▶ BRIEF: Only the pictures are left out: repeat the rest of the entries exactly.

● ● ●

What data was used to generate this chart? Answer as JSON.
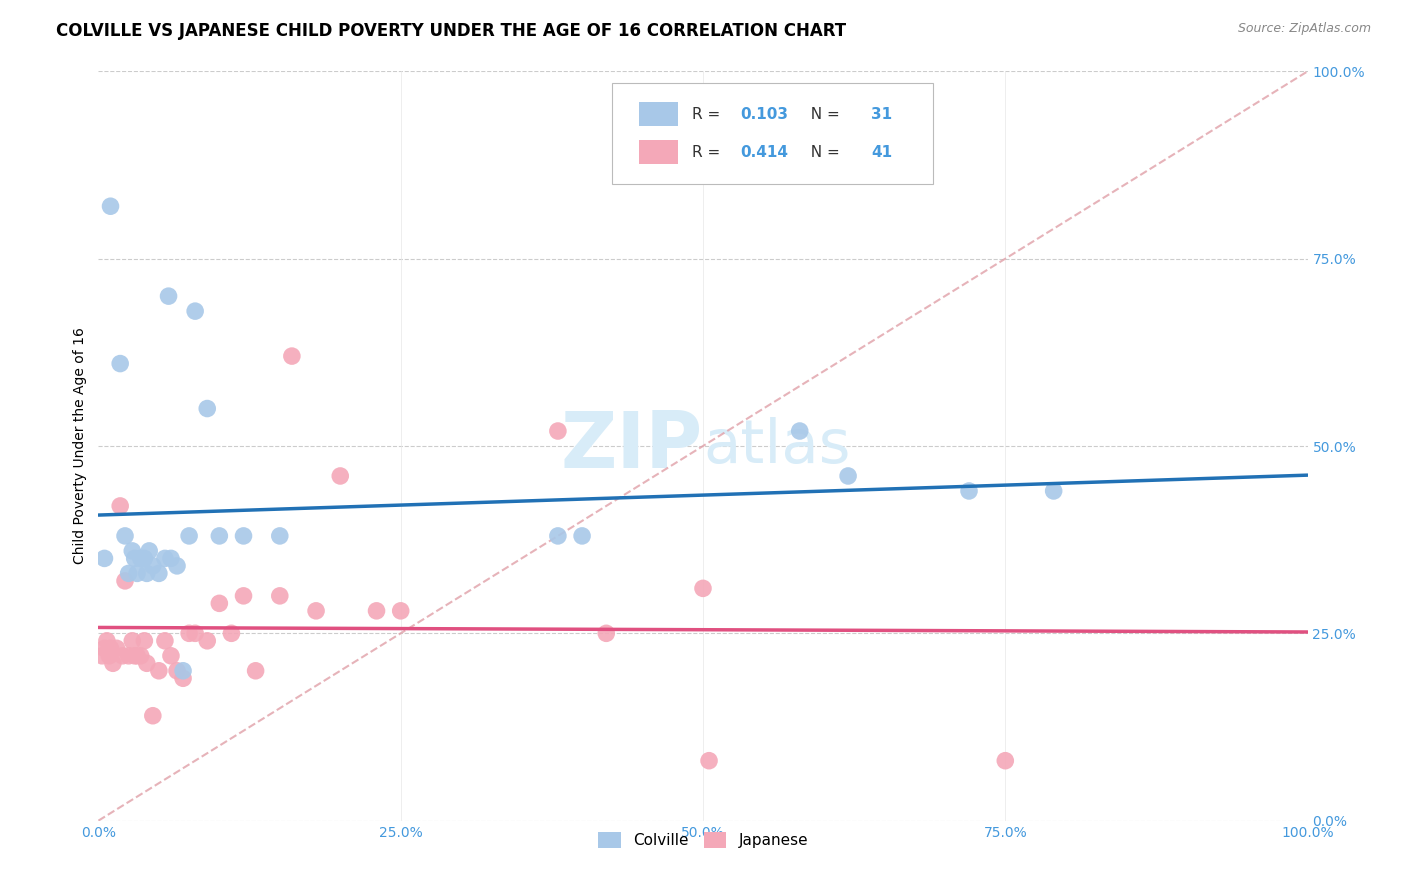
{
  "title": "COLVILLE VS JAPANESE CHILD POVERTY UNDER THE AGE OF 16 CORRELATION CHART",
  "source": "Source: ZipAtlas.com",
  "ylabel": "Child Poverty Under the Age of 16",
  "colville_color": "#a8c8e8",
  "japanese_color": "#f4a8b8",
  "colville_line_color": "#2171b5",
  "japanese_line_color": "#e05080",
  "ref_line_color": "#e0a0a8",
  "colville_R": 0.103,
  "colville_N": 31,
  "japanese_R": 0.414,
  "japanese_N": 41,
  "xlim": [
    0,
    1
  ],
  "ylim": [
    0,
    1
  ],
  "background_color": "#ffffff",
  "tick_color": "#4499dd",
  "colville_x": [
    0.005,
    0.01,
    0.018,
    0.022,
    0.025,
    0.028,
    0.03,
    0.032,
    0.035,
    0.038,
    0.04,
    0.042,
    0.045,
    0.05,
    0.055,
    0.058,
    0.06,
    0.065,
    0.07,
    0.075,
    0.08,
    0.09,
    0.1,
    0.12,
    0.15,
    0.38,
    0.4,
    0.58,
    0.62,
    0.72,
    0.79
  ],
  "colville_y": [
    0.35,
    0.82,
    0.61,
    0.38,
    0.33,
    0.36,
    0.35,
    0.33,
    0.35,
    0.35,
    0.33,
    0.36,
    0.34,
    0.33,
    0.35,
    0.7,
    0.35,
    0.34,
    0.2,
    0.38,
    0.68,
    0.55,
    0.38,
    0.38,
    0.38,
    0.38,
    0.38,
    0.52,
    0.46,
    0.44,
    0.44
  ],
  "japanese_x": [
    0.003,
    0.005,
    0.007,
    0.009,
    0.01,
    0.012,
    0.015,
    0.018,
    0.02,
    0.022,
    0.025,
    0.028,
    0.03,
    0.032,
    0.035,
    0.038,
    0.04,
    0.045,
    0.05,
    0.055,
    0.06,
    0.065,
    0.07,
    0.075,
    0.08,
    0.09,
    0.1,
    0.11,
    0.12,
    0.13,
    0.15,
    0.16,
    0.18,
    0.2,
    0.23,
    0.25,
    0.38,
    0.42,
    0.5,
    0.505,
    0.75
  ],
  "japanese_y": [
    0.22,
    0.23,
    0.24,
    0.22,
    0.23,
    0.21,
    0.23,
    0.42,
    0.22,
    0.32,
    0.22,
    0.24,
    0.22,
    0.22,
    0.22,
    0.24,
    0.21,
    0.14,
    0.2,
    0.24,
    0.22,
    0.2,
    0.19,
    0.25,
    0.25,
    0.24,
    0.29,
    0.25,
    0.3,
    0.2,
    0.3,
    0.62,
    0.28,
    0.46,
    0.28,
    0.28,
    0.52,
    0.25,
    0.31,
    0.08,
    0.08
  ],
  "watermark_zip": "ZIP",
  "watermark_atlas": "atlas",
  "watermark_color": "#d8ecf8",
  "title_fontsize": 12,
  "axis_label_fontsize": 10,
  "tick_fontsize": 10,
  "legend_fontsize": 11
}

● ● ●

▶ EXERCISE RESULT:
What data was used to generate this chart? Answer as JSON.
{
  "title": "COLVILLE VS JAPANESE CHILD POVERTY UNDER THE AGE OF 16 CORRELATION CHART",
  "source": "Source: ZipAtlas.com",
  "ylabel": "Child Poverty Under the Age of 16",
  "colville_color": "#a8c8e8",
  "japanese_color": "#f4a8b8",
  "colville_line_color": "#2171b5",
  "japanese_line_color": "#e05080",
  "ref_line_color": "#e0a0a8",
  "colville_R": 0.103,
  "colville_N": 31,
  "japanese_R": 0.414,
  "japanese_N": 41,
  "xlim": [
    0,
    1
  ],
  "ylim": [
    0,
    1
  ],
  "background_color": "#ffffff",
  "tick_color": "#4499dd",
  "colville_x": [
    0.005,
    0.01,
    0.018,
    0.022,
    0.025,
    0.028,
    0.03,
    0.032,
    0.035,
    0.038,
    0.04,
    0.042,
    0.045,
    0.05,
    0.055,
    0.058,
    0.06,
    0.065,
    0.07,
    0.075,
    0.08,
    0.09,
    0.1,
    0.12,
    0.15,
    0.38,
    0.4,
    0.58,
    0.62,
    0.72,
    0.79
  ],
  "colville_y": [
    0.35,
    0.82,
    0.61,
    0.38,
    0.33,
    0.36,
    0.35,
    0.33,
    0.35,
    0.35,
    0.33,
    0.36,
    0.34,
    0.33,
    0.35,
    0.7,
    0.35,
    0.34,
    0.2,
    0.38,
    0.68,
    0.55,
    0.38,
    0.38,
    0.38,
    0.38,
    0.38,
    0.52,
    0.46,
    0.44,
    0.44
  ],
  "japanese_x": [
    0.003,
    0.005,
    0.007,
    0.009,
    0.01,
    0.012,
    0.015,
    0.018,
    0.02,
    0.022,
    0.025,
    0.028,
    0.03,
    0.032,
    0.035,
    0.038,
    0.04,
    0.045,
    0.05,
    0.055,
    0.06,
    0.065,
    0.07,
    0.075,
    0.08,
    0.09,
    0.1,
    0.11,
    0.12,
    0.13,
    0.15,
    0.16,
    0.18,
    0.2,
    0.23,
    0.25,
    0.38,
    0.42,
    0.5,
    0.505,
    0.75
  ],
  "japanese_y": [
    0.22,
    0.23,
    0.24,
    0.22,
    0.23,
    0.21,
    0.23,
    0.42,
    0.22,
    0.32,
    0.22,
    0.24,
    0.22,
    0.22,
    0.22,
    0.24,
    0.21,
    0.14,
    0.2,
    0.24,
    0.22,
    0.2,
    0.19,
    0.25,
    0.25,
    0.24,
    0.29,
    0.25,
    0.3,
    0.2,
    0.3,
    0.62,
    0.28,
    0.46,
    0.28,
    0.28,
    0.52,
    0.25,
    0.31,
    0.08,
    0.08
  ],
  "watermark_zip": "ZIP",
  "watermark_atlas": "atlas",
  "watermark_color": "#d8ecf8",
  "title_fontsize": 12,
  "axis_label_fontsize": 10,
  "tick_fontsize": 10,
  "legend_fontsize": 11
}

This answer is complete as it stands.